* BEGIN Recorded information *

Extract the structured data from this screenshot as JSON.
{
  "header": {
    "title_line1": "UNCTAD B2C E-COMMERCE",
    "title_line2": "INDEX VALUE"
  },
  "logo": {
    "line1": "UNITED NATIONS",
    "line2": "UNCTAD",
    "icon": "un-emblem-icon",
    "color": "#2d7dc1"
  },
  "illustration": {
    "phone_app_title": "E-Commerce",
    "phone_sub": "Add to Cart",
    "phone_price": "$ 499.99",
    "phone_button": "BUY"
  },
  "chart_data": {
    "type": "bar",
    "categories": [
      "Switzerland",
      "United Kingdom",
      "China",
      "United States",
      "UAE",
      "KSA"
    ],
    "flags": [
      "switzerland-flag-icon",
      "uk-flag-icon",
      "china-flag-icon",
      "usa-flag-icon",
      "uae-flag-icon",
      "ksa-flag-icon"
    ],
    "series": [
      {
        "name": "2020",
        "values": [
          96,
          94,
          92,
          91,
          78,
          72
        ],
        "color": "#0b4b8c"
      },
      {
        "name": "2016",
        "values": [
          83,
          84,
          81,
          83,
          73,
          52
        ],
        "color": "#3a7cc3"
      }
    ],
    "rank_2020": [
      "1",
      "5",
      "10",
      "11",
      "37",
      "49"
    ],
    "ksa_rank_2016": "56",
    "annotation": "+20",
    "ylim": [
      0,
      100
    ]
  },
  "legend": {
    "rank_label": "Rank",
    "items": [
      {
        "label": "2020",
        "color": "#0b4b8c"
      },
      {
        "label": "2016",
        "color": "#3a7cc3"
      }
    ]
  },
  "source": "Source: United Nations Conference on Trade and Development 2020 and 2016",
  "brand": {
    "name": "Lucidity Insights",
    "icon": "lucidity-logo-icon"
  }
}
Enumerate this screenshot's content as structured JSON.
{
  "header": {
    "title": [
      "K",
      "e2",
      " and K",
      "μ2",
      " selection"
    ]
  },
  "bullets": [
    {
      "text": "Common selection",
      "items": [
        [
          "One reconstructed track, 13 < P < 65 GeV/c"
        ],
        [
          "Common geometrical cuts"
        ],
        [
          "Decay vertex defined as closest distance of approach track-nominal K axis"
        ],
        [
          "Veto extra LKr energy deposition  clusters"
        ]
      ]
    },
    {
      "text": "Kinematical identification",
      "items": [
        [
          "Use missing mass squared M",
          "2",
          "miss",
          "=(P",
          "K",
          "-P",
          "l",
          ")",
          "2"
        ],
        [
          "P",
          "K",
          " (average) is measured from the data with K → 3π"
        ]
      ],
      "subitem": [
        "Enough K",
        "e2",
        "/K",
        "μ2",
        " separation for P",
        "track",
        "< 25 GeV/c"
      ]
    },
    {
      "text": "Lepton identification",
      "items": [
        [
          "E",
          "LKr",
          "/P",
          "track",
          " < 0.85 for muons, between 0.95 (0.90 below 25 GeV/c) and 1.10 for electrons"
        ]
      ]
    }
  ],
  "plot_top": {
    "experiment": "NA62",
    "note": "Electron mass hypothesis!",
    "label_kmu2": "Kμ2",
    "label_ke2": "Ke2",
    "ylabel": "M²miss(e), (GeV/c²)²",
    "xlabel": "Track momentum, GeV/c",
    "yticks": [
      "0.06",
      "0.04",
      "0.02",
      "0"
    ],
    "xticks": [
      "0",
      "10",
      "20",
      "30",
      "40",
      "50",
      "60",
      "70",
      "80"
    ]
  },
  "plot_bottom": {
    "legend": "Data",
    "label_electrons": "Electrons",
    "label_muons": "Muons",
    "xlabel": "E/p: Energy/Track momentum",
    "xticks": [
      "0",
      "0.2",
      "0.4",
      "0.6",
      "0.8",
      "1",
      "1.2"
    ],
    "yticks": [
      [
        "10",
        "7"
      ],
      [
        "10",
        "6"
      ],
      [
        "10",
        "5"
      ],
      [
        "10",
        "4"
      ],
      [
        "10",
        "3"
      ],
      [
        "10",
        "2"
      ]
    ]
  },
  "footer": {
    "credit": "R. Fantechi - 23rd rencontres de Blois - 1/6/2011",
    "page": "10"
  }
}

* END Recorded information *

### Your goal
All the data must be duplicated exactly, with nothing added or removed.

### Task output
Extract the structured data from this screenshot as JSON.
{
  "header": {
    "title_line1": "UNCTAD B2C E-COMMERCE",
    "title_line2": "INDEX VALUE"
  },
  "logo": {
    "line1": "UNITED NATIONS",
    "line2": "UNCTAD",
    "icon": "un-emblem-icon",
    "color": "#2d7dc1"
  },
  "illustration": {
    "phone_app_title": "E-Commerce",
    "phone_sub": "Add to Cart",
    "phone_price": "$ 499.99",
    "phone_button": "BUY"
  },
  "chart_data": {
    "type": "bar",
    "categories": [
      "Switzerland",
      "United Kingdom",
      "China",
      "United States",
      "UAE",
      "KSA"
    ],
    "flags": [
      "switzerland-flag-icon",
      "uk-flag-icon",
      "china-flag-icon",
      "usa-flag-icon",
      "uae-flag-icon",
      "ksa-flag-icon"
    ],
    "series": [
      {
        "name": "2020",
        "values": [
          96,
          94,
          92,
          91,
          78,
          72
        ],
        "color": "#0b4b8c"
      },
      {
        "name": "2016",
        "values": [
          83,
          84,
          81,
          83,
          73,
          52
        ],
        "color": "#3a7cc3"
      }
    ],
    "rank_2020": [
      "1",
      "5",
      "10",
      "11",
      "37",
      "49"
    ],
    "ksa_rank_2016": "56",
    "annotation": "+20",
    "ylim": [
      0,
      100
    ]
  },
  "legend": {
    "rank_label": "Rank",
    "items": [
      {
        "label": "2020",
        "color": "#0b4b8c"
      },
      {
        "label": "2016",
        "color": "#3a7cc3"
      }
    ]
  },
  "source": "Source: United Nations Conference on Trade and Development 2020 and 2016",
  "brand": {
    "name": "Lucidity Insights",
    "icon": "lucidity-logo-icon"
  }
}
Enumerate this screenshot's content as structured JSON.
{
  "header": {
    "title": [
      "K",
      "e2",
      " and K",
      "μ2",
      " selection"
    ]
  },
  "bullets": [
    {
      "text": "Common selection",
      "items": [
        [
          "One reconstructed track, 13 < P < 65 GeV/c"
        ],
        [
          "Common geometrical cuts"
        ],
        [
          "Decay vertex defined as closest distance of approach track-nominal K axis"
        ],
        [
          "Veto extra LKr energy deposition  clusters"
        ]
      ]
    },
    {
      "text": "Kinematical identification",
      "items": [
        [
          "Use missing mass squared M",
          "2",
          "miss",
          "=(P",
          "K",
          "-P",
          "l",
          ")",
          "2"
        ],
        [
          "P",
          "K",
          " (average) is measured from the data with K → 3π"
        ]
      ],
      "subitem": [
        "Enough K",
        "e2",
        "/K",
        "μ2",
        " separation for P",
        "track",
        "< 25 GeV/c"
      ]
    },
    {
      "text": "Lepton identification",
      "items": [
        [
          "E",
          "LKr",
          "/P",
          "track",
          " < 0.85 for muons, between 0.95 (0.90 below 25 GeV/c) and 1.10 for electrons"
        ]
      ]
    }
  ],
  "plot_top": {
    "experiment": "NA62",
    "note": "Electron mass hypothesis!",
    "label_kmu2": "Kμ2",
    "label_ke2": "Ke2",
    "ylabel": "M²miss(e), (GeV/c²)²",
    "xlabel": "Track momentum, GeV/c",
    "yticks": [
      "0.06",
      "0.04",
      "0.02",
      "0"
    ],
    "xticks": [
      "0",
      "10",
      "20",
      "30",
      "40",
      "50",
      "60",
      "70",
      "80"
    ]
  },
  "plot_bottom": {
    "legend": "Data",
    "label_electrons": "Electrons",
    "label_muons": "Muons",
    "xlabel": "E/p: Energy/Track momentum",
    "xticks": [
      "0",
      "0.2",
      "0.4",
      "0.6",
      "0.8",
      "1",
      "1.2"
    ],
    "yticks": [
      [
        "10",
        "7"
      ],
      [
        "10",
        "6"
      ],
      [
        "10",
        "5"
      ],
      [
        "10",
        "4"
      ],
      [
        "10",
        "3"
      ],
      [
        "10",
        "2"
      ]
    ]
  },
  "footer": {
    "credit": "R. Fantechi - 23rd rencontres de Blois - 1/6/2011",
    "page": "10"
  }
}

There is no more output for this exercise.